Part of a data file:
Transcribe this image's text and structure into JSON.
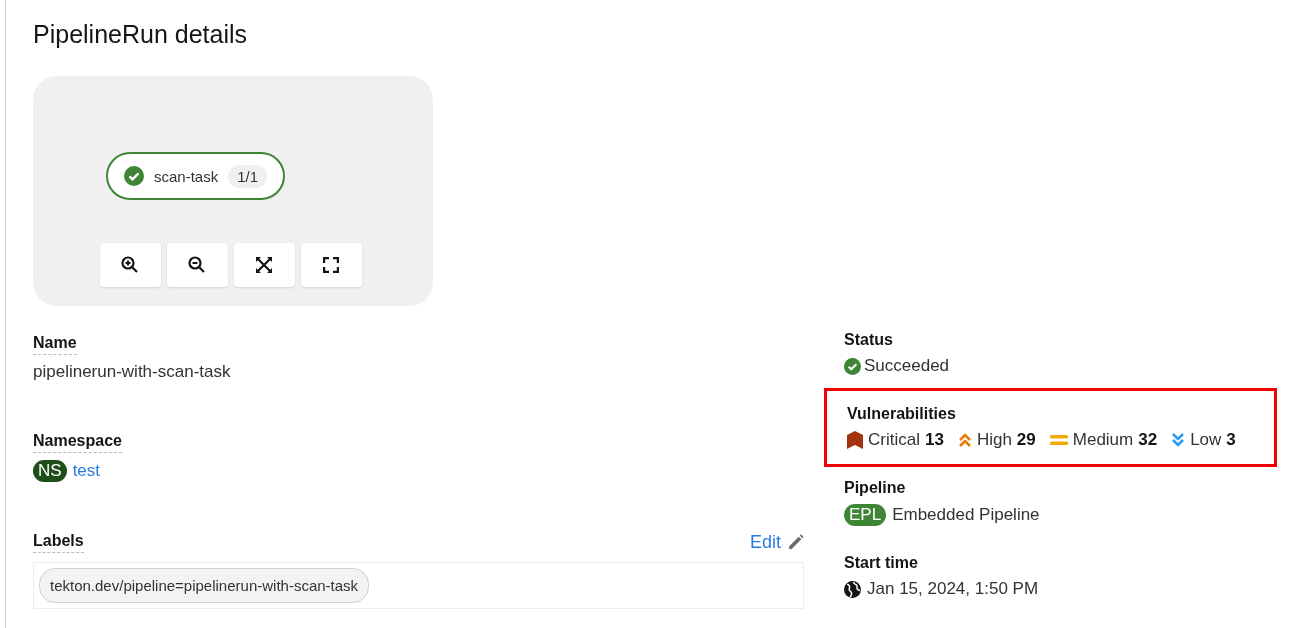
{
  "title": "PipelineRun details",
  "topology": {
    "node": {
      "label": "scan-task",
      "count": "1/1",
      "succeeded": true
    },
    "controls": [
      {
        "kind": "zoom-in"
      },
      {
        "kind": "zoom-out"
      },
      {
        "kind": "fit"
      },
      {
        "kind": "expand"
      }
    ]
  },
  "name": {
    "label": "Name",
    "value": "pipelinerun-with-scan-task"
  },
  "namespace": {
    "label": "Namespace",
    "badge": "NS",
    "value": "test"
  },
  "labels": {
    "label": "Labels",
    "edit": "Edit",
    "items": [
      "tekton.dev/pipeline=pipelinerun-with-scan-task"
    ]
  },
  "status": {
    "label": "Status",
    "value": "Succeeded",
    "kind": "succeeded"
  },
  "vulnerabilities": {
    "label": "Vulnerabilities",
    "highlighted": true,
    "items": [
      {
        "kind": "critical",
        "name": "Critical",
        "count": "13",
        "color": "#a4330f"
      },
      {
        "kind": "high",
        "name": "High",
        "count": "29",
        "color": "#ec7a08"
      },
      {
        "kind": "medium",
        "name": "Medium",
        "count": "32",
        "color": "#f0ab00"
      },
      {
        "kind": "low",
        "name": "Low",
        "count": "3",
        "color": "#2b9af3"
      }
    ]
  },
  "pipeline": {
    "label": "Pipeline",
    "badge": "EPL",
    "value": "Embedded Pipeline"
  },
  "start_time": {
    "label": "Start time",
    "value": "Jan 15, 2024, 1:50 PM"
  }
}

Given task ▸ Output an exact copy of the material, with the pictures removed.

Solution to the exercise ▸
Transcribe this image's text and structure into JSON.
{
  "title": "PipelineRun details",
  "topology": {
    "node": {
      "label": "scan-task",
      "count": "1/1",
      "succeeded": true
    },
    "controls": [
      {
        "kind": "zoom-in"
      },
      {
        "kind": "zoom-out"
      },
      {
        "kind": "fit"
      },
      {
        "kind": "expand"
      }
    ]
  },
  "name": {
    "label": "Name",
    "value": "pipelinerun-with-scan-task"
  },
  "namespace": {
    "label": "Namespace",
    "badge": "NS",
    "value": "test"
  },
  "labels": {
    "label": "Labels",
    "edit": "Edit",
    "items": [
      "tekton.dev/pipeline=pipelinerun-with-scan-task"
    ]
  },
  "status": {
    "label": "Status",
    "value": "Succeeded",
    "kind": "succeeded"
  },
  "vulnerabilities": {
    "label": "Vulnerabilities",
    "highlighted": true,
    "items": [
      {
        "kind": "critical",
        "name": "Critical",
        "count": "13",
        "color": "#a4330f"
      },
      {
        "kind": "high",
        "name": "High",
        "count": "29",
        "color": "#ec7a08"
      },
      {
        "kind": "medium",
        "name": "Medium",
        "count": "32",
        "color": "#f0ab00"
      },
      {
        "kind": "low",
        "name": "Low",
        "count": "3",
        "color": "#2b9af3"
      }
    ]
  },
  "pipeline": {
    "label": "Pipeline",
    "badge": "EPL",
    "value": "Embedded Pipeline"
  },
  "start_time": {
    "label": "Start time",
    "value": "Jan 15, 2024, 1:50 PM"
  }
}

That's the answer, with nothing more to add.